→ Exercise task
Every line of the data must be copied exactly.

→ The input

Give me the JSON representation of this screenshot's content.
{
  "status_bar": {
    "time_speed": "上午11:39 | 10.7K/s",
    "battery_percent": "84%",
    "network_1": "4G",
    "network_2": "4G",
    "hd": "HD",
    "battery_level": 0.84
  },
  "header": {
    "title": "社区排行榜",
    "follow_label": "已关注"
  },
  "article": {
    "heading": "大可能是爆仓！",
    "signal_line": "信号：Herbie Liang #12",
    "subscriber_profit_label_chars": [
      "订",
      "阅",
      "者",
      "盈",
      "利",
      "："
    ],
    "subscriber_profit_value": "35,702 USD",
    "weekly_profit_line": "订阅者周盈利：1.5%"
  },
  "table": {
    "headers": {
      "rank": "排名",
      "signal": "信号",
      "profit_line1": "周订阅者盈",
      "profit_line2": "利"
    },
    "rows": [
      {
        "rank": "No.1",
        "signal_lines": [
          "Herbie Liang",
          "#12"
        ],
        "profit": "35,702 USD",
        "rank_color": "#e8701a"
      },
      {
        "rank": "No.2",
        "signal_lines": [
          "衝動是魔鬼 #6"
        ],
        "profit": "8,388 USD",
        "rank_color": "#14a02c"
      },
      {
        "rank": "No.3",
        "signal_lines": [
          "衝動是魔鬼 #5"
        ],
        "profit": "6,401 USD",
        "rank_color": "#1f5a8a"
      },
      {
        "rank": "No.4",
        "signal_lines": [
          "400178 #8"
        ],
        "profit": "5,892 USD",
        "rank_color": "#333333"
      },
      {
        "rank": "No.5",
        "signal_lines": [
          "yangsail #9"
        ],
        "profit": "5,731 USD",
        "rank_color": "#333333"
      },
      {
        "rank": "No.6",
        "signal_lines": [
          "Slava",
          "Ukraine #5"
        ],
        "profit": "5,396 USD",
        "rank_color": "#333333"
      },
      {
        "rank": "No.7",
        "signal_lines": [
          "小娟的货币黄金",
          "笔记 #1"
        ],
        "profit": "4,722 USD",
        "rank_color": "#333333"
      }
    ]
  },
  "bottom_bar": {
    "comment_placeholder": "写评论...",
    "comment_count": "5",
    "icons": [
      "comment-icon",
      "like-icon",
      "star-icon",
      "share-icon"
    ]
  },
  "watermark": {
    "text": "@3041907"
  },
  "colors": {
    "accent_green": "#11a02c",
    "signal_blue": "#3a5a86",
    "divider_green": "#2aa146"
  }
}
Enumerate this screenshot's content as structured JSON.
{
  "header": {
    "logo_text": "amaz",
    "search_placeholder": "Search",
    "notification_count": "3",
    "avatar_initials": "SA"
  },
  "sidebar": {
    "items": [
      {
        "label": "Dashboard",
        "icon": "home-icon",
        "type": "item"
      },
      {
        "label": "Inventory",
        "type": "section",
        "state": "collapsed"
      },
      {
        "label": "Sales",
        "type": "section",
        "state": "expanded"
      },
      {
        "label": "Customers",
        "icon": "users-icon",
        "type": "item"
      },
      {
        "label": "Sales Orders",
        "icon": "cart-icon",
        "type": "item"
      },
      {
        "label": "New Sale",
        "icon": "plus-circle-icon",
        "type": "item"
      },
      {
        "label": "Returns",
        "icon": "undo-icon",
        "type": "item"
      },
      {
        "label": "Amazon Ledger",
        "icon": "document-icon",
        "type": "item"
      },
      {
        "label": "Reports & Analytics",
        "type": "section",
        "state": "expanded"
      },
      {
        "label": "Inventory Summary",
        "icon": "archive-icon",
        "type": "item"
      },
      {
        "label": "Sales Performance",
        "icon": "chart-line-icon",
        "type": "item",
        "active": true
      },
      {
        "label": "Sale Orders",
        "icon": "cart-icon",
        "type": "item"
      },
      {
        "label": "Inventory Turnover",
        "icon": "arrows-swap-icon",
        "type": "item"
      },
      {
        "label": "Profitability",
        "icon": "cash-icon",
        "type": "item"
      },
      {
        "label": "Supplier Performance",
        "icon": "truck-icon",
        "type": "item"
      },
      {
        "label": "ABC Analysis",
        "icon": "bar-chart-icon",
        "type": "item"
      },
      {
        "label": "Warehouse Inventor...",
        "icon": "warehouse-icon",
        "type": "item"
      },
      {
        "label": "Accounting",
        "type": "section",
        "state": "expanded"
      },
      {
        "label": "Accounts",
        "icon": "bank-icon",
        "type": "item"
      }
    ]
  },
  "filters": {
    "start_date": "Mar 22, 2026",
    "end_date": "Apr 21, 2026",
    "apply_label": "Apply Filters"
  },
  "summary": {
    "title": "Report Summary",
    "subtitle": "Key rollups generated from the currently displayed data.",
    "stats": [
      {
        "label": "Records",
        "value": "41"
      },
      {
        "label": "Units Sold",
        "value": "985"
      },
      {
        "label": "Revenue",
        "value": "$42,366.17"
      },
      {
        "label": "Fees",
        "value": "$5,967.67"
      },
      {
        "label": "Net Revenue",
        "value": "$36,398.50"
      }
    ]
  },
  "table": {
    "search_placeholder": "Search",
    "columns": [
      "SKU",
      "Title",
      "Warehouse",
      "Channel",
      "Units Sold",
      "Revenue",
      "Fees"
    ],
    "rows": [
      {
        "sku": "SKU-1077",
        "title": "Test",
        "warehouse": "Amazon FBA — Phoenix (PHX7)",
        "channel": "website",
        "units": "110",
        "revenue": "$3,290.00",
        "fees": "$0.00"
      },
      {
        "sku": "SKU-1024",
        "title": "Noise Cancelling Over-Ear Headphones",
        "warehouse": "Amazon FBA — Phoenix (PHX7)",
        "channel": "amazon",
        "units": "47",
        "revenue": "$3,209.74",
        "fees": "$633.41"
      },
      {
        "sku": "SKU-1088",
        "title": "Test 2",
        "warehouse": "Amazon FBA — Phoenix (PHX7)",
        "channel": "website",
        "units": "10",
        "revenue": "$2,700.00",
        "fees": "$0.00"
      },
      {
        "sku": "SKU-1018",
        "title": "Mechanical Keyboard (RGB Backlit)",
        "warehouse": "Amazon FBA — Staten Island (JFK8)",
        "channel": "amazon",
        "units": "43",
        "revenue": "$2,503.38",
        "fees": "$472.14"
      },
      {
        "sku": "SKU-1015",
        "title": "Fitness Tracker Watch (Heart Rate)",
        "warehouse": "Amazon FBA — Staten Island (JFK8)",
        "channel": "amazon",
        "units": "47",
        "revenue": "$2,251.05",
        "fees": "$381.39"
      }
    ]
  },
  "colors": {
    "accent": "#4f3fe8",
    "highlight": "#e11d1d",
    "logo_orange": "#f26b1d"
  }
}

→ Correct answer
Give me the JSON representation of this screenshot's content.
{
  "status_bar": {
    "time_speed": "上午11:39 | 10.7K/s",
    "battery_percent": "84%",
    "network_1": "4G",
    "network_2": "4G",
    "hd": "HD",
    "battery_level": 0.84
  },
  "header": {
    "title": "社区排行榜",
    "follow_label": "已关注"
  },
  "article": {
    "heading": "大可能是爆仓！",
    "signal_line": "信号：Herbie Liang #12",
    "subscriber_profit_label_chars": [
      "订",
      "阅",
      "者",
      "盈",
      "利",
      "："
    ],
    "subscriber_profit_value": "35,702 USD",
    "weekly_profit_line": "订阅者周盈利：1.5%"
  },
  "table": {
    "headers": {
      "rank": "排名",
      "signal": "信号",
      "profit_line1": "周订阅者盈",
      "profit_line2": "利"
    },
    "rows": [
      {
        "rank": "No.1",
        "signal_lines": [
          "Herbie Liang",
          "#12"
        ],
        "profit": "35,702 USD",
        "rank_color": "#e8701a"
      },
      {
        "rank": "No.2",
        "signal_lines": [
          "衝動是魔鬼 #6"
        ],
        "profit": "8,388 USD",
        "rank_color": "#14a02c"
      },
      {
        "rank": "No.3",
        "signal_lines": [
          "衝動是魔鬼 #5"
        ],
        "profit": "6,401 USD",
        "rank_color": "#1f5a8a"
      },
      {
        "rank": "No.4",
        "signal_lines": [
          "400178 #8"
        ],
        "profit": "5,892 USD",
        "rank_color": "#333333"
      },
      {
        "rank": "No.5",
        "signal_lines": [
          "yangsail #9"
        ],
        "profit": "5,731 USD",
        "rank_color": "#333333"
      },
      {
        "rank": "No.6",
        "signal_lines": [
          "Slava",
          "Ukraine #5"
        ],
        "profit": "5,396 USD",
        "rank_color": "#333333"
      },
      {
        "rank": "No.7",
        "signal_lines": [
          "小娟的货币黄金",
          "笔记 #1"
        ],
        "profit": "4,722 USD",
        "rank_color": "#333333"
      }
    ]
  },
  "bottom_bar": {
    "comment_placeholder": "写评论...",
    "comment_count": "5",
    "icons": [
      "comment-icon",
      "like-icon",
      "star-icon",
      "share-icon"
    ]
  },
  "watermark": {
    "text": "@3041907"
  },
  "colors": {
    "accent_green": "#11a02c",
    "signal_blue": "#3a5a86",
    "divider_green": "#2aa146"
  }
}
Enumerate this screenshot's content as structured JSON.
{
  "header": {
    "logo_text": "amaz",
    "search_placeholder": "Search",
    "notification_count": "3",
    "avatar_initials": "SA"
  },
  "sidebar": {
    "items": [
      {
        "label": "Dashboard",
        "icon": "home-icon",
        "type": "item"
      },
      {
        "label": "Inventory",
        "type": "section",
        "state": "collapsed"
      },
      {
        "label": "Sales",
        "type": "section",
        "state": "expanded"
      },
      {
        "label": "Customers",
        "icon": "users-icon",
        "type": "item"
      },
      {
        "label": "Sales Orders",
        "icon": "cart-icon",
        "type": "item"
      },
      {
        "label": "New Sale",
        "icon": "plus-circle-icon",
        "type": "item"
      },
      {
        "label": "Returns",
        "icon": "undo-icon",
        "type": "item"
      },
      {
        "label": "Amazon Ledger",
        "icon": "document-icon",
        "type": "item"
      },
      {
        "label": "Reports & Analytics",
        "type": "section",
        "state": "expanded"
      },
      {
        "label": "Inventory Summary",
        "icon": "archive-icon",
        "type": "item"
      },
      {
        "label": "Sales Performance",
        "icon": "chart-line-icon",
        "type": "item",
        "active": true
      },
      {
        "label": "Sale Orders",
        "icon": "cart-icon",
        "type": "item"
      },
      {
        "label": "Inventory Turnover",
        "icon": "arrows-swap-icon",
        "type": "item"
      },
      {
        "label": "Profitability",
        "icon": "cash-icon",
        "type": "item"
      },
      {
        "label": "Supplier Performance",
        "icon": "truck-icon",
        "type": "item"
      },
      {
        "label": "ABC Analysis",
        "icon": "bar-chart-icon",
        "type": "item"
      },
      {
        "label": "Warehouse Inventor...",
        "icon": "warehouse-icon",
        "type": "item"
      },
      {
        "label": "Accounting",
        "type": "section",
        "state": "expanded"
      },
      {
        "label": "Accounts",
        "icon": "bank-icon",
        "type": "item"
      }
    ]
  },
  "filters": {
    "start_date": "Mar 22, 2026",
    "end_date": "Apr 21, 2026",
    "apply_label": "Apply Filters"
  },
  "summary": {
    "title": "Report Summary",
    "subtitle": "Key rollups generated from the currently displayed data.",
    "stats": [
      {
        "label": "Records",
        "value": "41"
      },
      {
        "label": "Units Sold",
        "value": "985"
      },
      {
        "label": "Revenue",
        "value": "$42,366.17"
      },
      {
        "label": "Fees",
        "value": "$5,967.67"
      },
      {
        "label": "Net Revenue",
        "value": "$36,398.50"
      }
    ]
  },
  "table": {
    "search_placeholder": "Search",
    "columns": [
      "SKU",
      "Title",
      "Warehouse",
      "Channel",
      "Units Sold",
      "Revenue",
      "Fees"
    ],
    "rows": [
      {
        "sku": "SKU-1077",
        "title": "Test",
        "warehouse": "Amazon FBA — Phoenix (PHX7)",
        "channel": "website",
        "units": "110",
        "revenue": "$3,290.00",
        "fees": "$0.00"
      },
      {
        "sku": "SKU-1024",
        "title": "Noise Cancelling Over-Ear Headphones",
        "warehouse": "Amazon FBA — Phoenix (PHX7)",
        "channel": "amazon",
        "units": "47",
        "revenue": "$3,209.74",
        "fees": "$633.41"
      },
      {
        "sku": "SKU-1088",
        "title": "Test 2",
        "warehouse": "Amazon FBA — Phoenix (PHX7)",
        "channel": "website",
        "units": "10",
        "revenue": "$2,700.00",
        "fees": "$0.00"
      },
      {
        "sku": "SKU-1018",
        "title": "Mechanical Keyboard (RGB Backlit)",
        "warehouse": "Amazon FBA — Staten Island (JFK8)",
        "channel": "amazon",
        "units": "43",
        "revenue": "$2,503.38",
        "fees": "$472.14"
      },
      {
        "sku": "SKU-1015",
        "title": "Fitness Tracker Watch (Heart Rate)",
        "warehouse": "Amazon FBA — Staten Island (JFK8)",
        "channel": "amazon",
        "units": "47",
        "revenue": "$2,251.05",
        "fees": "$381.39"
      }
    ]
  },
  "colors": {
    "accent": "#4f3fe8",
    "highlight": "#e11d1d",
    "logo_orange": "#f26b1d"
  }
}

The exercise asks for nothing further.